*** DATA IN THIS EXERCISE ***

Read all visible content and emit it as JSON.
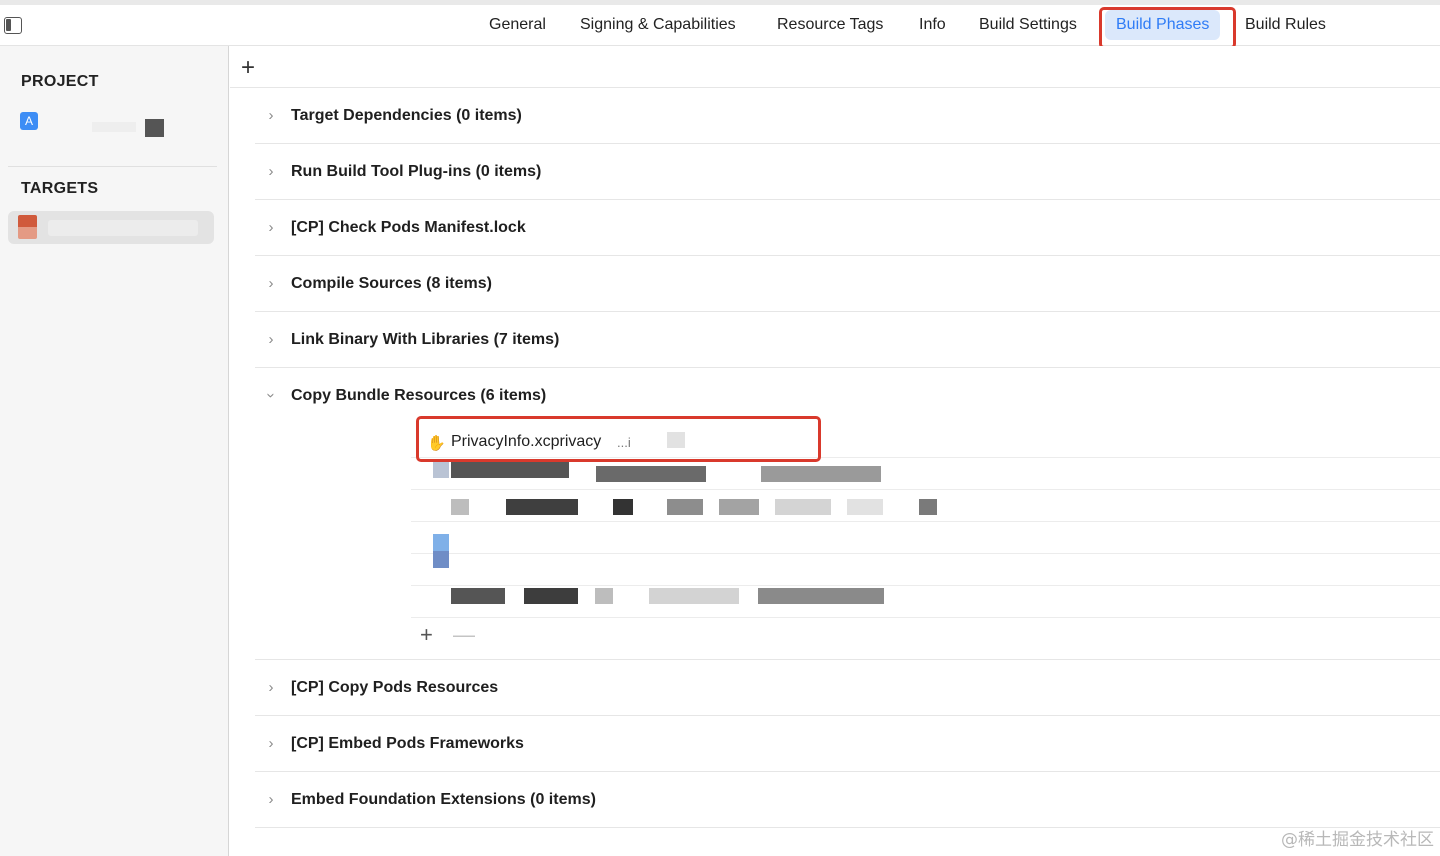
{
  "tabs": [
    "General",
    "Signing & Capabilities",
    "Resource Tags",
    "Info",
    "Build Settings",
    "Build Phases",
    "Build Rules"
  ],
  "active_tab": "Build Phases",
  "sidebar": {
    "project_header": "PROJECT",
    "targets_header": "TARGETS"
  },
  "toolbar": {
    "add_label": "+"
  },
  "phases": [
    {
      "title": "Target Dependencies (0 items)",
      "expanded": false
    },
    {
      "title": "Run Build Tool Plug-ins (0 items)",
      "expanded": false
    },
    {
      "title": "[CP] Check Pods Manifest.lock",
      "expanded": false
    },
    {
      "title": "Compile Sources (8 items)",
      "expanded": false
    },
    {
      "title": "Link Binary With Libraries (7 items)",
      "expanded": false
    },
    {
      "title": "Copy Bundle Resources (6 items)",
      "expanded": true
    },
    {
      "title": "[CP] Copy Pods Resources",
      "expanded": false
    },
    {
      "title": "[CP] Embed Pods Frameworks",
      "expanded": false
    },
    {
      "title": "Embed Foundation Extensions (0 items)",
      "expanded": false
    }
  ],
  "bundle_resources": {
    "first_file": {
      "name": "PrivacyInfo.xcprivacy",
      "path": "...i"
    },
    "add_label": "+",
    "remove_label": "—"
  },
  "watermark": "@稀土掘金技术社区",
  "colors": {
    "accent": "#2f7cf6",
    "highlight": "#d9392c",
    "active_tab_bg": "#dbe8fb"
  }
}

***
*** DATA IN THIS EXERCISE ***

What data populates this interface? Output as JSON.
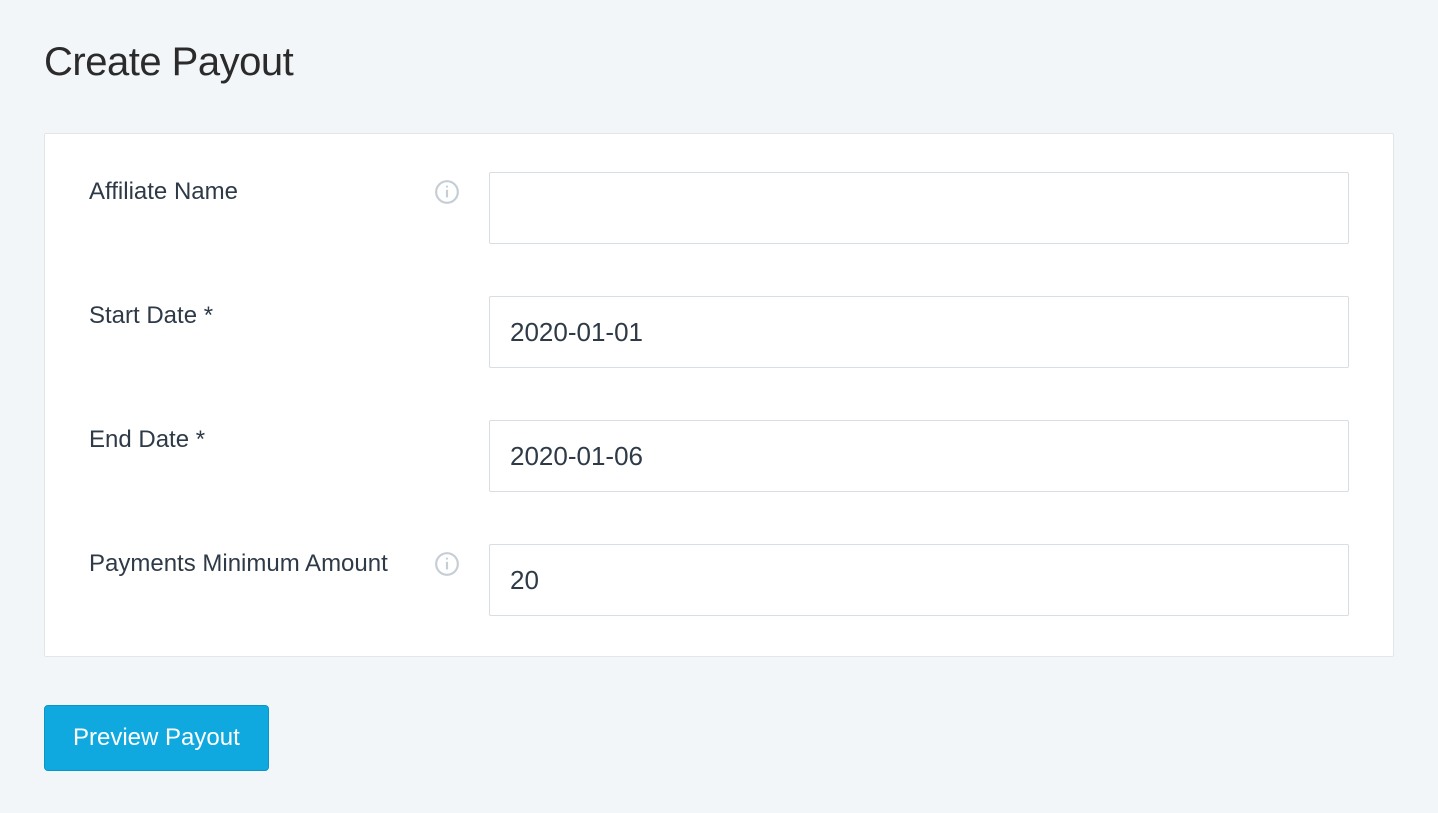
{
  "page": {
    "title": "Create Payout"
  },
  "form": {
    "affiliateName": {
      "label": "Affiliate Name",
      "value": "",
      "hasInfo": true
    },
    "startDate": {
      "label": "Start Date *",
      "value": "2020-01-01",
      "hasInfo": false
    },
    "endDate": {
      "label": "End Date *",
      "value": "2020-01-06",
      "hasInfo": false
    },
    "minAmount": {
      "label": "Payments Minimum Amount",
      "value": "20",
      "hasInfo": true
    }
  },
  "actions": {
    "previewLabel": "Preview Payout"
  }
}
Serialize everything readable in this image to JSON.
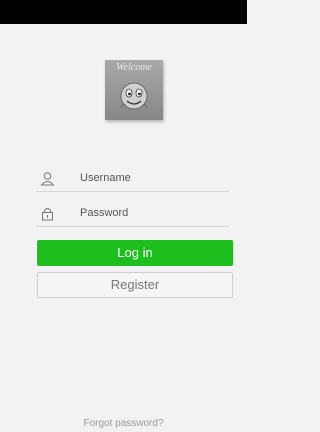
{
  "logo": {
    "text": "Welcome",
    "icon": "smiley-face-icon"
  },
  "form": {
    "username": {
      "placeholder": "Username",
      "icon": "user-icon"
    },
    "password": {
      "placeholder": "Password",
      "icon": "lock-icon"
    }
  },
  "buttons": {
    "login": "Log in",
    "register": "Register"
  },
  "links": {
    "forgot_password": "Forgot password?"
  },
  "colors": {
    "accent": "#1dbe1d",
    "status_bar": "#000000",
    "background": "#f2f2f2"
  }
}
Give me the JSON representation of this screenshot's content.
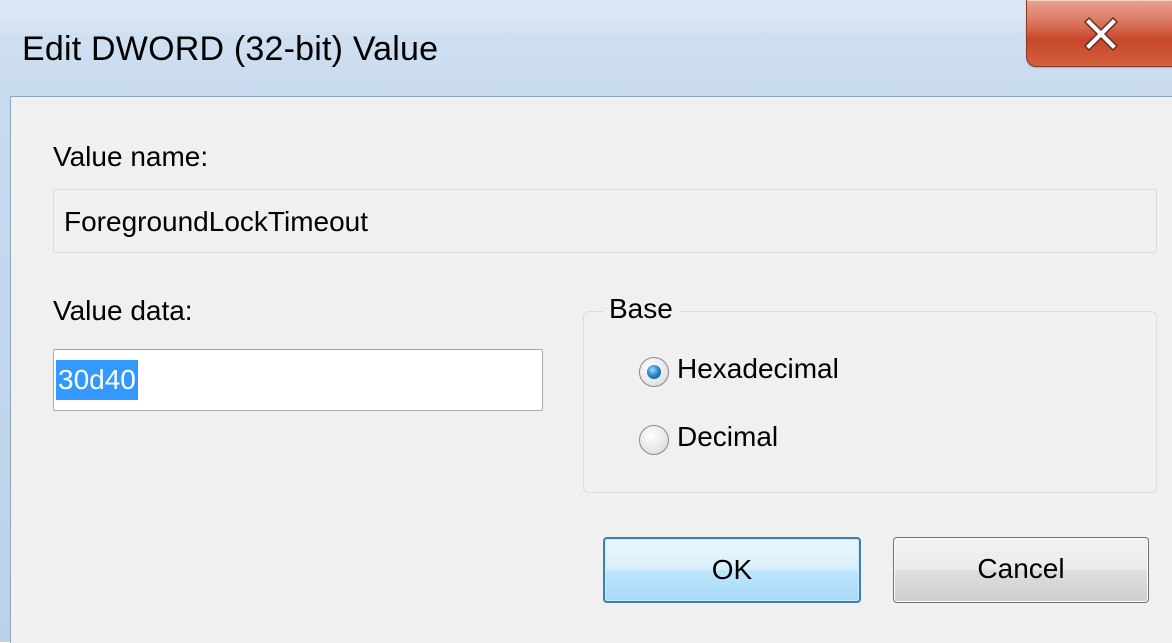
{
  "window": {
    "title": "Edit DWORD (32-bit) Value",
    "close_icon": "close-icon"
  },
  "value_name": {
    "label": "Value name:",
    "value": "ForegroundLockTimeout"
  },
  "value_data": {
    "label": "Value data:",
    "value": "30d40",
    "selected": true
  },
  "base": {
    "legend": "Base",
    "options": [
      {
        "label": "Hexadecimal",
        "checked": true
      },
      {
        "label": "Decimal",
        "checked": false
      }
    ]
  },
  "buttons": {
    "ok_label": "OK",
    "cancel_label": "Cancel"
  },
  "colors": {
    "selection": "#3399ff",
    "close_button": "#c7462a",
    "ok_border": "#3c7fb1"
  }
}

***

WHAT IS EXPECTED: Where a line above contains the word "true", copy that line.

ANSWER TO THE PROBLEM:
      "expanded": true
      "hasInfo": true
      "hasInfo": true
    "selected": true
        "checked": true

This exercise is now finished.